** BEGIN **
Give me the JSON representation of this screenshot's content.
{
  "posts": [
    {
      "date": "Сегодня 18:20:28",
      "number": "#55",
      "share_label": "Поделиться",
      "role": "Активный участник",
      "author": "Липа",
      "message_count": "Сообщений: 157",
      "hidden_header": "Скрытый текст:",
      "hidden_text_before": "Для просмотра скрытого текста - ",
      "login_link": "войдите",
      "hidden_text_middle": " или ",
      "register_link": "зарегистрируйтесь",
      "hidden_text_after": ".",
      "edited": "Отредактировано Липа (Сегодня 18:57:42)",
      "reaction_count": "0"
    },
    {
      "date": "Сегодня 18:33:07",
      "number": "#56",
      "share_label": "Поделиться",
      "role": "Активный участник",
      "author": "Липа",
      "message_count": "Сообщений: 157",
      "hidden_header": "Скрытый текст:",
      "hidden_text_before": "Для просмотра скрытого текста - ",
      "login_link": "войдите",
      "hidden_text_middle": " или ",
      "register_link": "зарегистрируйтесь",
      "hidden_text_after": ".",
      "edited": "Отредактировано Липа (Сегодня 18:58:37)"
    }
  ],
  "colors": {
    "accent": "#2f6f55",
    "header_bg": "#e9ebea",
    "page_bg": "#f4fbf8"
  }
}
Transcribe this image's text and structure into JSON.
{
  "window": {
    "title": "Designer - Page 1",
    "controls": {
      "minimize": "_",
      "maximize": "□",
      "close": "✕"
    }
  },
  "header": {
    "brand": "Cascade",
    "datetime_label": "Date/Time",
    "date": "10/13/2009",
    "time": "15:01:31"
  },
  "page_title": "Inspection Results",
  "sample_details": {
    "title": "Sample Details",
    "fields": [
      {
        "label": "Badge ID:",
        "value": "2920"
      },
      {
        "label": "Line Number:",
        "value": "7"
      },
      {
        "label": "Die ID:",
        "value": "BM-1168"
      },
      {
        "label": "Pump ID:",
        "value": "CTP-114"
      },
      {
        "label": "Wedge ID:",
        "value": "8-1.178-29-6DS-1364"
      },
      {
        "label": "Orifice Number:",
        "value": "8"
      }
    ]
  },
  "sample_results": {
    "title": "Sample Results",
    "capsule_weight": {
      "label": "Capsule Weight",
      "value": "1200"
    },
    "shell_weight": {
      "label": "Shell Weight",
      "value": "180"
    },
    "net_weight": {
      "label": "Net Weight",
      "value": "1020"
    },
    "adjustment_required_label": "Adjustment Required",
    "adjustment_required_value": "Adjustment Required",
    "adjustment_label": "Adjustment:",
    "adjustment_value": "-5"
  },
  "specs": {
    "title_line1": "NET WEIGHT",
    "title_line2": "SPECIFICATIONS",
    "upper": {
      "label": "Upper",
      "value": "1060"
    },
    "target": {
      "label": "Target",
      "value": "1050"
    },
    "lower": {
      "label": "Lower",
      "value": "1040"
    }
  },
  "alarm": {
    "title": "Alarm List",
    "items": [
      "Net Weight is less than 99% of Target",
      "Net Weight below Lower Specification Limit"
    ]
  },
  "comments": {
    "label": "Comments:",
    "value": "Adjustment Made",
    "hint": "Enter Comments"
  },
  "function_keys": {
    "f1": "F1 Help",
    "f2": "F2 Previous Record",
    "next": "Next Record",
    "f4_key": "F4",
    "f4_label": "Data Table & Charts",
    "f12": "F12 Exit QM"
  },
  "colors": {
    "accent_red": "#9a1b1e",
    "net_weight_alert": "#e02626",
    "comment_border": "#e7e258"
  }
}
** END **
• [Objective]
Return each line of the data exactly as written above.

• [Answer in full]
Give me the JSON representation of this screenshot's content.
{
  "posts": [
    {
      "date": "Сегодня 18:20:28",
      "number": "#55",
      "share_label": "Поделиться",
      "role": "Активный участник",
      "author": "Липа",
      "message_count": "Сообщений: 157",
      "hidden_header": "Скрытый текст:",
      "hidden_text_before": "Для просмотра скрытого текста - ",
      "login_link": "войдите",
      "hidden_text_middle": " или ",
      "register_link": "зарегистрируйтесь",
      "hidden_text_after": ".",
      "edited": "Отредактировано Липа (Сегодня 18:57:42)",
      "reaction_count": "0"
    },
    {
      "date": "Сегодня 18:33:07",
      "number": "#56",
      "share_label": "Поделиться",
      "role": "Активный участник",
      "author": "Липа",
      "message_count": "Сообщений: 157",
      "hidden_header": "Скрытый текст:",
      "hidden_text_before": "Для просмотра скрытого текста - ",
      "login_link": "войдите",
      "hidden_text_middle": " или ",
      "register_link": "зарегистрируйтесь",
      "hidden_text_after": ".",
      "edited": "Отредактировано Липа (Сегодня 18:58:37)"
    }
  ],
  "colors": {
    "accent": "#2f6f55",
    "header_bg": "#e9ebea",
    "page_bg": "#f4fbf8"
  }
}
Transcribe this image's text and structure into JSON.
{
  "window": {
    "title": "Designer - Page 1",
    "controls": {
      "minimize": "_",
      "maximize": "□",
      "close": "✕"
    }
  },
  "header": {
    "brand": "Cascade",
    "datetime_label": "Date/Time",
    "date": "10/13/2009",
    "time": "15:01:31"
  },
  "page_title": "Inspection Results",
  "sample_details": {
    "title": "Sample Details",
    "fields": [
      {
        "label": "Badge ID:",
        "value": "2920"
      },
      {
        "label": "Line Number:",
        "value": "7"
      },
      {
        "label": "Die ID:",
        "value": "BM-1168"
      },
      {
        "label": "Pump ID:",
        "value": "CTP-114"
      },
      {
        "label": "Wedge ID:",
        "value": "8-1.178-29-6DS-1364"
      },
      {
        "label": "Orifice Number:",
        "value": "8"
      }
    ]
  },
  "sample_results": {
    "title": "Sample Results",
    "capsule_weight": {
      "label": "Capsule Weight",
      "value": "1200"
    },
    "shell_weight": {
      "label": "Shell Weight",
      "value": "180"
    },
    "net_weight": {
      "label": "Net Weight",
      "value": "1020"
    },
    "adjustment_required_label": "Adjustment Required",
    "adjustment_required_value": "Adjustment Required",
    "adjustment_label": "Adjustment:",
    "adjustment_value": "-5"
  },
  "specs": {
    "title_line1": "NET WEIGHT",
    "title_line2": "SPECIFICATIONS",
    "upper": {
      "label": "Upper",
      "value": "1060"
    },
    "target": {
      "label": "Target",
      "value": "1050"
    },
    "lower": {
      "label": "Lower",
      "value": "1040"
    }
  },
  "alarm": {
    "title": "Alarm List",
    "items": [
      "Net Weight is less than 99% of Target",
      "Net Weight below Lower Specification Limit"
    ]
  },
  "comments": {
    "label": "Comments:",
    "value": "Adjustment Made",
    "hint": "Enter Comments"
  },
  "function_keys": {
    "f1": "F1 Help",
    "f2": "F2 Previous Record",
    "next": "Next Record",
    "f4_key": "F4",
    "f4_label": "Data Table & Charts",
    "f12": "F12 Exit QM"
  },
  "colors": {
    "accent_red": "#9a1b1e",
    "net_weight_alert": "#e02626",
    "comment_border": "#e7e258"
  }
}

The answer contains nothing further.